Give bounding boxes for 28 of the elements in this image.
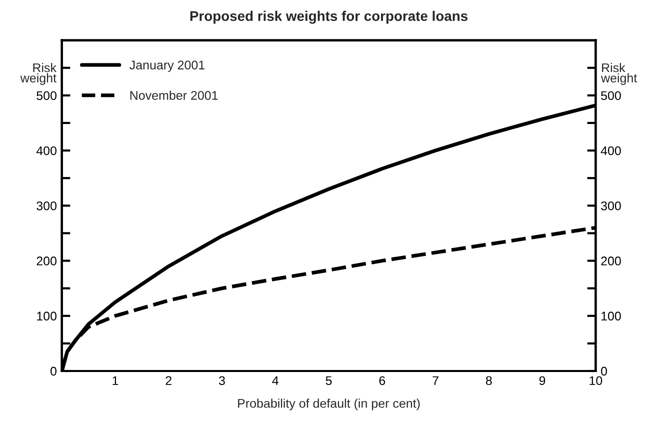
x-tick-label: 5 <box>326 376 332 386</box>
x-tick-label: 2 <box>166 376 172 385</box>
x-tick-label: 1 <box>112 376 118 385</box>
y2-tick-label: 300 <box>601 201 621 210</box>
y-tick-label: 300 <box>36 201 56 210</box>
x-tick-label: 6 <box>379 376 386 386</box>
x-tick-label: 7 <box>432 376 438 385</box>
x-tick-label: 10 <box>590 376 602 386</box>
y-axis-title: Risk weight <box>20 62 57 85</box>
y2-axis-title: Risk weight <box>600 62 638 85</box>
x-tick-label: 3 <box>218 376 225 386</box>
y2-tick-label: 0 <box>601 366 607 376</box>
legend-label: January 2001 <box>130 60 204 72</box>
y2-tick-label: 100 <box>601 312 621 321</box>
x-tick-label: 4 <box>272 376 278 385</box>
y-tick-label: 200 <box>36 256 56 266</box>
y-tick-label: 0 <box>50 366 56 376</box>
y2-tick-label: 500 <box>601 91 621 100</box>
y2-tick-label: 400 <box>600 146 621 156</box>
chart-title: Proposed risk weights for corporate loans <box>190 10 468 24</box>
y2-tick-label: 200 <box>601 256 621 266</box>
y-tick-label: 400 <box>36 146 56 156</box>
y-tick-label: 500 <box>36 91 56 100</box>
legend-label: November 2001 <box>130 90 218 100</box>
x-axis-title: Probability of default (in per cent) <box>238 398 420 410</box>
x-tick-label: 9 <box>539 376 546 386</box>
x-tick-label: 8 <box>486 376 492 386</box>
y-tick-label: 100 <box>37 312 56 321</box>
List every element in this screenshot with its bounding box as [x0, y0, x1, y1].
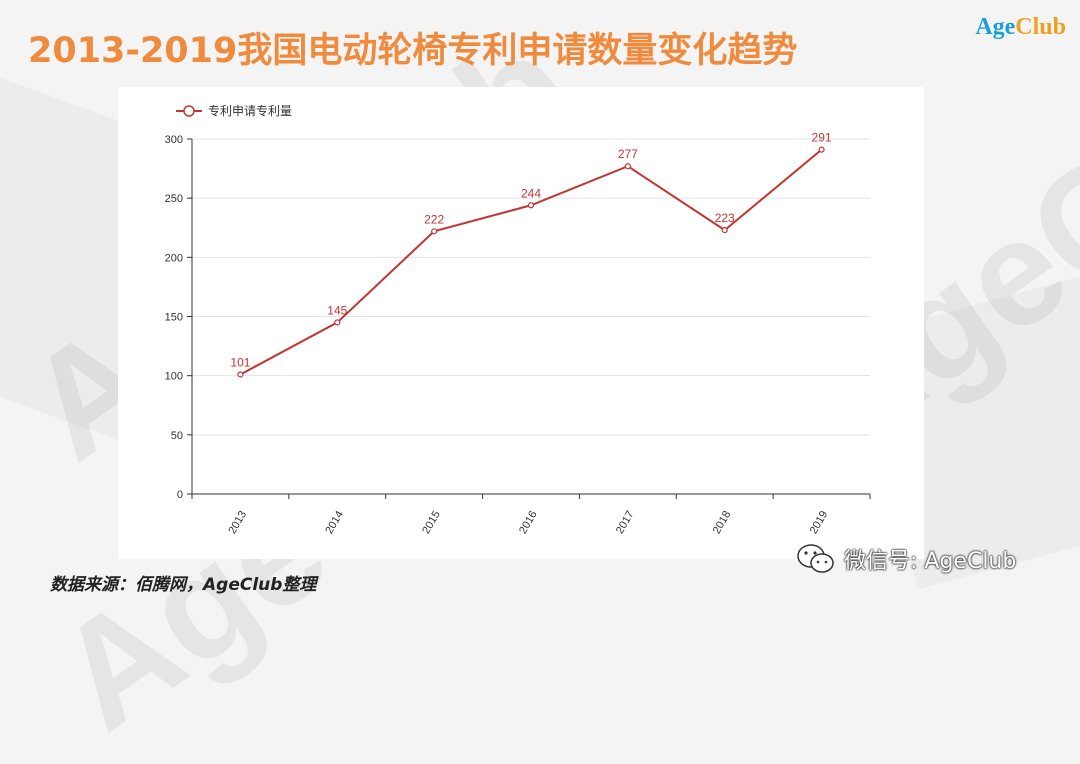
- y-tick-label: 200: [165, 252, 183, 264]
- data-label: 222: [424, 212, 444, 226]
- data-point: [334, 319, 341, 326]
- data-point: [237, 371, 244, 378]
- line-chart: 0 50 100 150 200 250 300 2013 2014 2015 2016 2017 20…: [165, 103, 871, 536]
- series-line: [239, 148, 823, 376]
- chart-panel: 0 50 100 150 200 250 300 2013 2014 2015 2016 2017 20…: [118, 87, 924, 559]
- y-tick-label: 50: [171, 430, 183, 442]
- data-point: [527, 202, 535, 209]
- data-label: 145: [327, 303, 347, 317]
- x-tick-label: 2018: [711, 509, 734, 536]
- slide-title: 2013-2019我国电动轮椅专利申请数量变化趋势: [28, 31, 798, 71]
- data-label: 101: [230, 355, 250, 369]
- data-point: [721, 227, 728, 234]
- wechat-id: 微信号: AgeClub: [844, 549, 1017, 574]
- data-point: [624, 163, 631, 170]
- data-point: [431, 228, 438, 235]
- ageclub-logo: AgeClub: [975, 14, 1066, 41]
- wechat-badge: 微信号: AgeClub: [796, 542, 1016, 576]
- data-label: 291: [812, 131, 832, 145]
- x-tick-label: 2013: [227, 509, 250, 536]
- y-tick-label: 150: [165, 312, 183, 324]
- x-tick-label: 2016: [517, 509, 540, 536]
- x-tick-label: 2015: [420, 509, 443, 536]
- y-tick-label: 100: [165, 371, 183, 383]
- data-label: 223: [715, 211, 735, 225]
- legend-label: 专利申请专利量: [208, 103, 292, 118]
- x-tick-label: 2019: [808, 509, 831, 536]
- wechat-icon: [797, 544, 834, 573]
- y-tick-label: 250: [165, 193, 183, 205]
- data-point: [818, 146, 825, 153]
- legend-marker: [183, 105, 195, 117]
- logo-part-club: Club: [1015, 14, 1066, 40]
- logo-part-age: Age: [975, 14, 1016, 40]
- source-note: 数据来源：佰腾网，AgeClub整理: [50, 575, 317, 595]
- y-tick-label: 300: [165, 134, 183, 146]
- data-label: 244: [521, 186, 541, 200]
- x-tick-label: 2014: [323, 509, 346, 536]
- x-tick-label: 2017: [614, 509, 637, 536]
- data-label: 277: [618, 147, 638, 161]
- y-tick-label: 0: [177, 489, 183, 501]
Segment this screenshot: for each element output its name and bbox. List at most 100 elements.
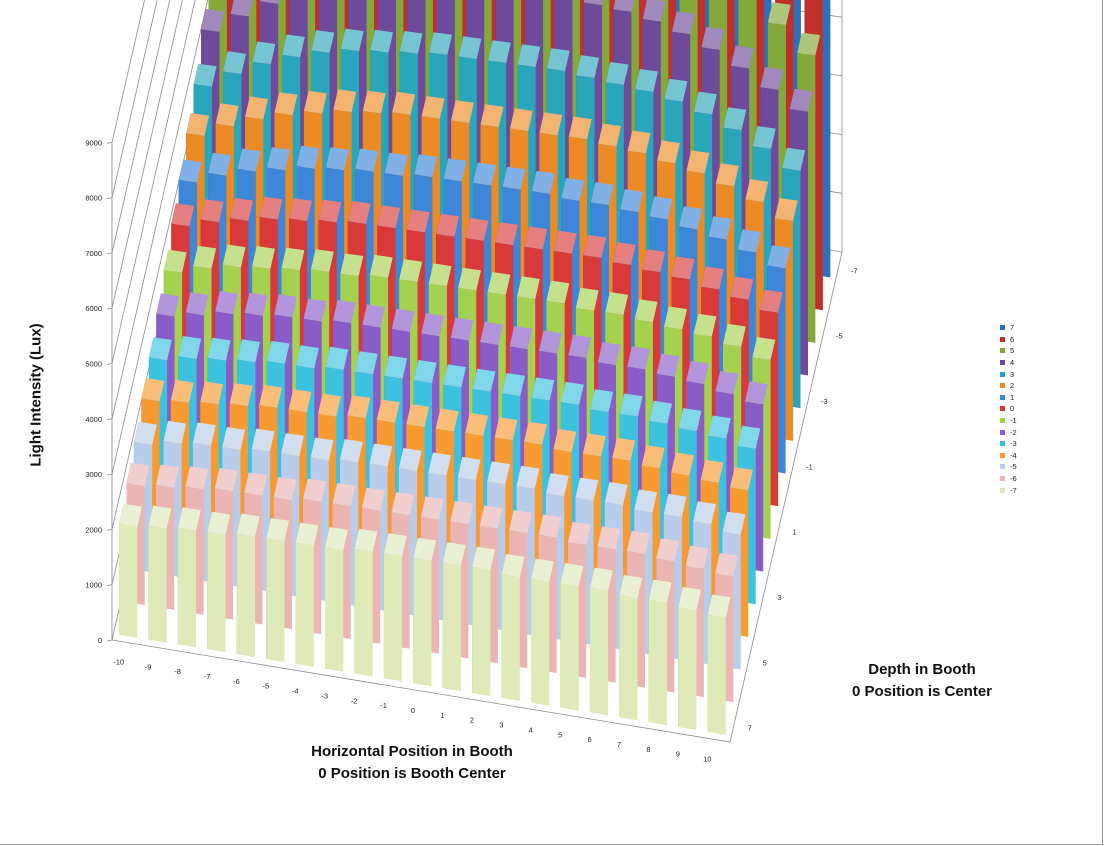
- bar-top: [252, 41, 276, 65]
- bar-top: [715, 371, 739, 395]
- depth-axis-title-line-2: 0 Position is Center: [851, 683, 993, 700]
- bar-top: [502, 373, 525, 397]
- bar-top: [487, 461, 510, 485]
- bar-top: [760, 67, 784, 90]
- y-tick-label: 1000: [85, 581, 102, 590]
- legend-swatch: [1000, 371, 1005, 377]
- bar-top: [723, 107, 747, 131]
- legend-swatch: [1000, 452, 1005, 458]
- bar-top: [509, 326, 533, 350]
- y-tick-label: 7000: [85, 249, 102, 258]
- bar-top: [347, 201, 371, 224]
- bar-top: [627, 130, 651, 154]
- x-tick-label: 7: [617, 740, 621, 749]
- bar-top: [200, 381, 224, 405]
- bar-top: [303, 478, 326, 502]
- bar-top: [266, 518, 289, 542]
- x-axis-title: Horizontal Position in Booth 0 Position …: [311, 741, 513, 785]
- bar-top: [568, 116, 592, 140]
- bar-top: [619, 393, 643, 417]
- bar-top: [539, 112, 563, 136]
- bar-top: [200, 199, 224, 223]
- bar-top: [635, 69, 658, 92]
- bar-top: [288, 389, 312, 413]
- bar-top: [296, 145, 320, 169]
- bar-top: [538, 514, 562, 538]
- bar-top: [333, 89, 357, 113]
- legend-label: 7: [1010, 323, 1015, 333]
- bar-top: [458, 267, 481, 291]
- bar-top: [767, 2, 791, 26]
- bar-top: [597, 526, 621, 550]
- bar-top: [325, 527, 348, 551]
- bar-top: [641, 445, 665, 469]
- bar-top: [370, 29, 394, 53]
- bar-top: [516, 465, 540, 489]
- y-tick-mark: [106, 363, 113, 365]
- legend-item: -6: [1000, 473, 1017, 485]
- bar-top: [495, 222, 518, 246]
- legend-label: 2: [1010, 381, 1015, 391]
- legend-item: 2: [1000, 380, 1017, 392]
- legend-label: -7: [1010, 485, 1017, 495]
- legend-swatch: [1000, 360, 1005, 366]
- bar-top: [245, 96, 268, 120]
- bar-top: [325, 147, 349, 171]
- bar-top: [458, 36, 482, 59]
- bar-top: [700, 459, 724, 483]
- bar-top: [355, 148, 379, 172]
- bar-top: [694, 91, 717, 115]
- x-tick-label: 6: [587, 735, 591, 744]
- bar-top: [156, 293, 180, 317]
- depth-tick-label: -7: [851, 266, 858, 275]
- bar-top: [531, 558, 554, 582]
- bar-top: [590, 389, 614, 413]
- bar-top: [479, 505, 503, 529]
- bar-front: [119, 524, 138, 638]
- bar-front: [531, 578, 550, 706]
- bar-top: [318, 199, 342, 223]
- legend-swatch: [1000, 325, 1005, 331]
- bar-top: [619, 575, 643, 599]
- bar-front: [383, 553, 403, 682]
- bar: [560, 563, 584, 711]
- bar-top: [406, 404, 430, 427]
- bar-top: [186, 113, 210, 136]
- bar-top: [421, 313, 445, 337]
- bar-top: [266, 340, 290, 364]
- legend-swatch: [1000, 383, 1005, 389]
- legend-label: 6: [1010, 334, 1015, 344]
- bar-front: [707, 614, 726, 735]
- legend-item: -2: [1000, 426, 1017, 438]
- depth-tick-label: 3: [778, 593, 782, 602]
- bar-top: [222, 427, 246, 450]
- legend-label: -1: [1010, 416, 1017, 426]
- bar-top: [767, 245, 791, 269]
- bar-top: [649, 196, 673, 220]
- bar-top: [178, 159, 202, 183]
- bar-top: [201, 8, 224, 32]
- bar-top: [340, 253, 364, 277]
- bar-top: [583, 0, 604, 5]
- y-tick-mark: [106, 473, 113, 476]
- bar-top: [222, 244, 246, 268]
- bar-top: [568, 334, 592, 358]
- bar-top: [223, 51, 246, 75]
- bar-top: [707, 594, 731, 618]
- bar-top: [443, 158, 467, 182]
- legend-label: 0: [1010, 404, 1015, 414]
- bar-top: [354, 528, 378, 552]
- bar-top: [244, 292, 268, 316]
- bar-top: [457, 456, 481, 480]
- bar-top: [207, 511, 231, 535]
- bar-top: [229, 383, 253, 407]
- bar-top: [369, 254, 393, 278]
- legend-item: -4: [1000, 450, 1017, 462]
- bar-front: [354, 549, 373, 677]
- bar-top: [604, 482, 628, 506]
- bar-front: [266, 538, 285, 662]
- bar-top: [672, 11, 695, 35]
- bar-top: [273, 477, 297, 500]
- bar-top: [148, 337, 172, 361]
- bar-top: [546, 280, 570, 304]
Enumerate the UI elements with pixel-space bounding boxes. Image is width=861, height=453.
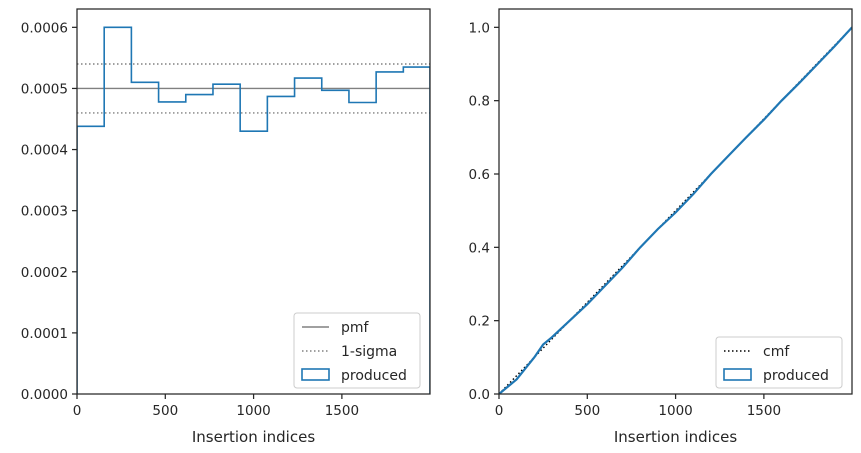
legend-label: 1-sigma	[341, 344, 397, 360]
y-tick-label: 0.0002	[21, 265, 68, 281]
plot-area	[499, 26, 852, 394]
legend-label: produced	[763, 368, 829, 384]
legend-label: pmf	[341, 320, 370, 336]
y-tick-label: 0.8	[469, 94, 490, 110]
histogram-bin	[104, 27, 131, 394]
x-tick-label: 1500	[747, 403, 781, 419]
produced-line	[499, 26, 852, 394]
histogram-bin	[267, 96, 294, 394]
histogram-bin	[159, 102, 186, 394]
x-tick-label: 1000	[658, 403, 692, 419]
y-tick-label: 0.0006	[21, 20, 68, 36]
y-tick-label: 0.0003	[21, 204, 68, 220]
legend: cmf produced	[715, 336, 843, 389]
y-tick-label: 0.0001	[21, 326, 68, 342]
y-tick-label: 0.2	[469, 314, 490, 330]
histogram-bin	[240, 131, 267, 394]
plot-area	[77, 26, 430, 394]
histogram-bin	[213, 84, 240, 394]
legend-handle	[301, 368, 330, 381]
histogram-chart: 0 500 1000 1500 0.0000 0.0001 0.0002 0.0003 0.00…	[21, 8, 431, 446]
x-tick-label: 500	[152, 403, 178, 419]
legend-label: produced	[341, 368, 407, 384]
x-tick-label: 1000	[236, 403, 270, 419]
produced-histogram	[77, 26, 430, 394]
y-tick-label: 0.0000	[21, 387, 68, 403]
legend: pmf 1-sigma produced	[293, 312, 421, 389]
x-axis-label: Insertion indices	[192, 428, 315, 446]
cumulative-chart: 0 500 1000 1500 0.0 0.2 0.4 0.6 0.8 1.0 Insertion …	[469, 8, 853, 446]
legend-label: cmf	[763, 344, 790, 360]
x-tick-label: 500	[574, 403, 600, 419]
y-tick-label: 0.0004	[21, 143, 68, 159]
y-tick-label: 0.0005	[21, 81, 68, 97]
legend-handle	[723, 368, 752, 381]
histogram-bin	[186, 95, 213, 394]
histogram-bin	[131, 82, 158, 394]
x-tick-label: 1500	[325, 403, 359, 419]
x-tick-label: 0	[73, 403, 82, 419]
y-tick-label: 1.0	[469, 20, 490, 36]
legend-box	[715, 336, 843, 389]
histogram-bin	[77, 126, 104, 394]
y-tick-label: 0.4	[469, 240, 490, 256]
y-tick-label: 0.0	[469, 387, 490, 403]
x-tick-label: 0	[495, 403, 504, 419]
y-tick-label: 0.6	[469, 167, 490, 183]
x-axis-label: Insertion indices	[614, 428, 737, 446]
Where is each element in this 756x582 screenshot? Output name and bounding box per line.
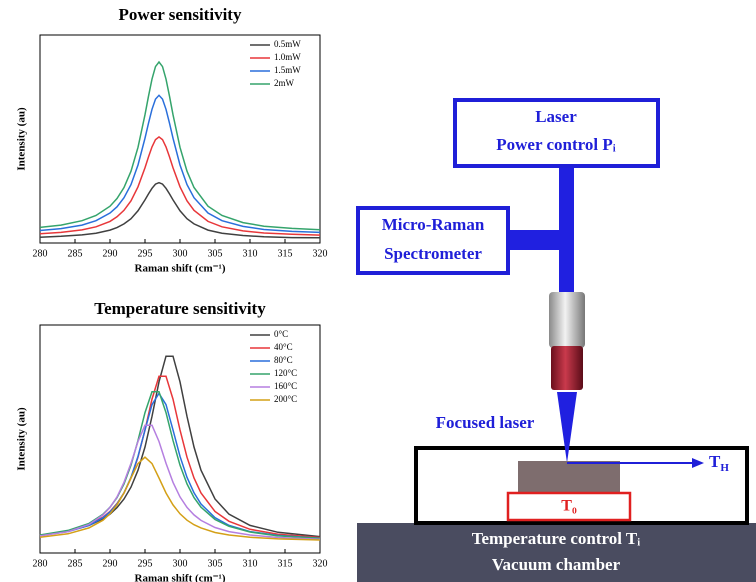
base-label: Temperature control Tᵢ [472,529,641,548]
series-line [39,94,321,234]
series-line [39,456,321,541]
beam-branch [508,230,560,250]
y-axis-label: Intensity (au) [16,407,28,471]
x-tick-label: 320 [313,558,328,569]
legend-label: 1.0mW [274,52,301,62]
heater [506,491,632,522]
x-tick-label: 280 [33,248,48,259]
x-tick-label: 300 [173,558,188,569]
series-line [39,60,321,231]
x-axis-label: Raman shift (cm⁻¹) [135,263,226,275]
laser-label: Laser [535,107,577,126]
x-tick-label: 295 [138,248,153,259]
arrow-head [692,458,704,468]
legend-label: 0.5mW [274,39,301,49]
x-tick-label: 280 [33,558,48,569]
chart-title: Temperature sensitivity [94,299,266,318]
x-tick-label: 290 [103,558,118,569]
focused-beam [557,392,577,463]
legend-label: 1.5mW [274,65,301,75]
y-axis-label: Intensity (au) [16,107,28,171]
x-tick-label: 310 [243,558,258,569]
stage-base [357,523,756,582]
series-line [39,424,321,541]
legend-label: 0°C [274,329,288,339]
legend-label: 80°C [274,355,293,365]
chart-title: Power sensitivity [119,5,242,24]
legend-label: 160°C [274,381,297,391]
base-label: Vacuum chamber [492,555,621,574]
x-tick-label: 300 [173,248,188,259]
legend-label: 200°C [274,394,297,404]
focused-label: Focused laser [436,413,535,432]
series-line [39,391,321,539]
x-tick-label: 305 [208,558,223,569]
sample [518,461,620,492]
hot-label: TH [709,452,729,474]
x-axis-label: Raman shift (cm⁻¹) [135,573,226,582]
legend-label: 40°C [274,342,293,352]
objective-lens [549,292,585,348]
spectrometer-box [356,206,510,275]
laser-beam [559,166,574,294]
x-tick-label: 315 [278,558,293,569]
hot-sub: H [720,462,729,474]
spectrometer-label: Spectrometer [384,244,482,263]
series-line [39,181,321,239]
x-tick-label: 315 [278,248,293,259]
laser-label: Power control Pᵢ [496,135,615,154]
spectrometer-label: Micro-Raman [382,215,485,234]
hot-main: T [709,452,721,471]
x-tick-label: 310 [243,248,258,259]
x-tick-label: 305 [208,248,223,259]
x-tick-label: 320 [313,248,328,259]
x-tick-label: 295 [138,558,153,569]
laser-box [453,98,660,168]
series-line [39,135,321,236]
legend-label: 2mW [274,78,295,88]
x-tick-label: 285 [68,558,83,569]
legend-label: 120°C [274,368,297,378]
objective-housing [551,346,583,390]
vacuum-chamber [414,446,749,525]
cold-label: T₀ [561,498,577,515]
x-tick-label: 290 [103,248,118,259]
x-tick-label: 285 [68,248,83,259]
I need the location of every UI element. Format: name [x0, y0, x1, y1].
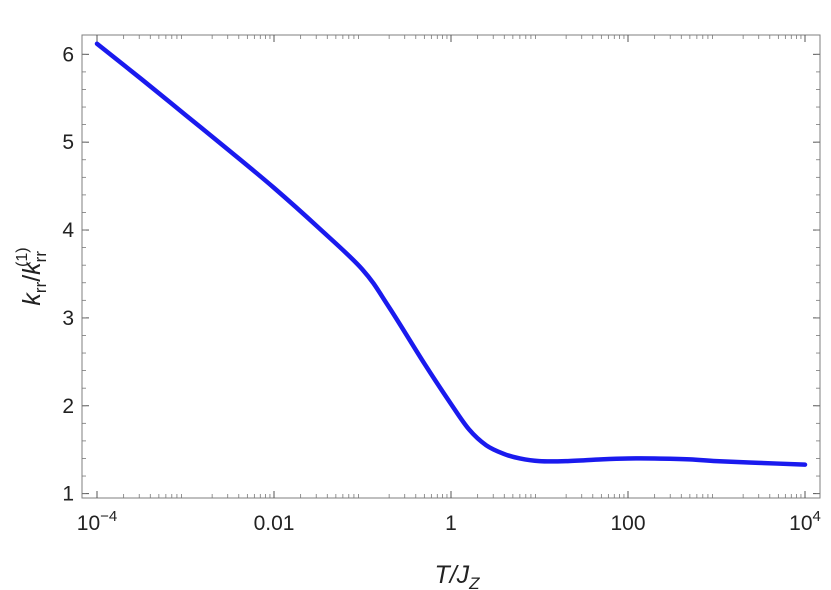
x-tick-label: 0.01: [254, 512, 295, 535]
x-tick-label: 1: [445, 512, 457, 535]
y-tick-label: 4: [62, 219, 74, 242]
y-tick-label: 2: [62, 395, 74, 418]
y-axis-label: krr/krr(1): [14, 247, 50, 305]
series-line: [94, 41, 808, 467]
plot-frame: [81, 34, 821, 499]
x-tick-label: 10−4: [77, 508, 117, 535]
y-tick-label: 3: [62, 307, 74, 330]
y-tick-label: 1: [62, 483, 74, 506]
x-axis-label: T/JZ: [434, 561, 480, 590]
x-tick-label: 104: [789, 508, 821, 535]
y-tick-label: 6: [62, 43, 74, 66]
y-tick-label: 5: [62, 131, 74, 154]
x-tick-label: 100: [610, 512, 645, 535]
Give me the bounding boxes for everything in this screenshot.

• • •

■ **Goal of the exercise**
Render the records from the line with "base-label: Temperature control" to the line with "x-tick-label: 305 [208,558,223,569]", both included, as a Markdown table with the columns Row and Line. Number each row and leave out any blank lines.

■ **Answer for the task**
| Row | Line |
|---|---|
| 1 | base-label: Temperature control Tᵢ [472,529,641,548] |
| 2 | series-line [39,94,321,234] |
| 3 | series-line [39,456,321,541] |
| 4 | beam-branch [508,230,560,250] |
| 5 | y-axis-label: Intensity (au) [16,407,28,471] |
| 6 | x-tick-label: 320 [313,558,328,569] |
| 7 | legend-label: 1.0mW [274,52,301,62] |
| 8 | heater [506,491,632,522] |
| 9 | x-tick-label: 280 [33,248,48,259] |
| 10 | x-tick-label: 300 [173,558,188,569] |
| 11 | series-line [39,60,321,231] |
| 12 | x-axis-label: Raman shift (cm⁻¹) [135,263,226,275] |
| 13 | laser-label: Laser [535,107,577,126] |
| 14 | x-tick-label: 295 [138,248,153,259] |
| 15 | arrow-head [692,458,704,468] |
| 16 | legend-label: 0.5mW [274,39,301,49] |
| 17 | x-tick-label: 280 [33,558,48,569] |
| 18 | chart-title: Temperature sensitivity [94,299,266,318] |
| 19 | x-tick-label: 290 [103,558,118,569] |
| 20 | focused-beam [557,392,577,463] |
| 21 | legend-label: 1.5mW [274,65,301,75] |
| 22 | y-axis-label: Intensity (au) [16,107,28,171] |
| 23 | x-tick-label: 310 [243,558,258,569] |
| 24 | stage-base [357,523,756,582] |
| 25 | series-line [39,424,321,541] |
| 26 | legend-label: 0°C [274,329,288,339] |
| 27 | legend-label: 80°C [274,355,293,365] |
| 28 | chart-title: Power sensitivity [119,5,242,24] |
| 29 | legend-label: 160°C [274,381,297,391] |
| 30 | base-label: Vacuum chamber [492,555,621,574] |
| 31 | x-tick-label: 300 [173,248,188,259] |
| 32 | legend-label: 200°C [274,394,297,404] |
| 33 | focused-label: Focused laser [436,413,535,432] |
| 34 | series-line [39,391,321,539] |
| 35 | x-tick-label: 305 [208,558,223,569] |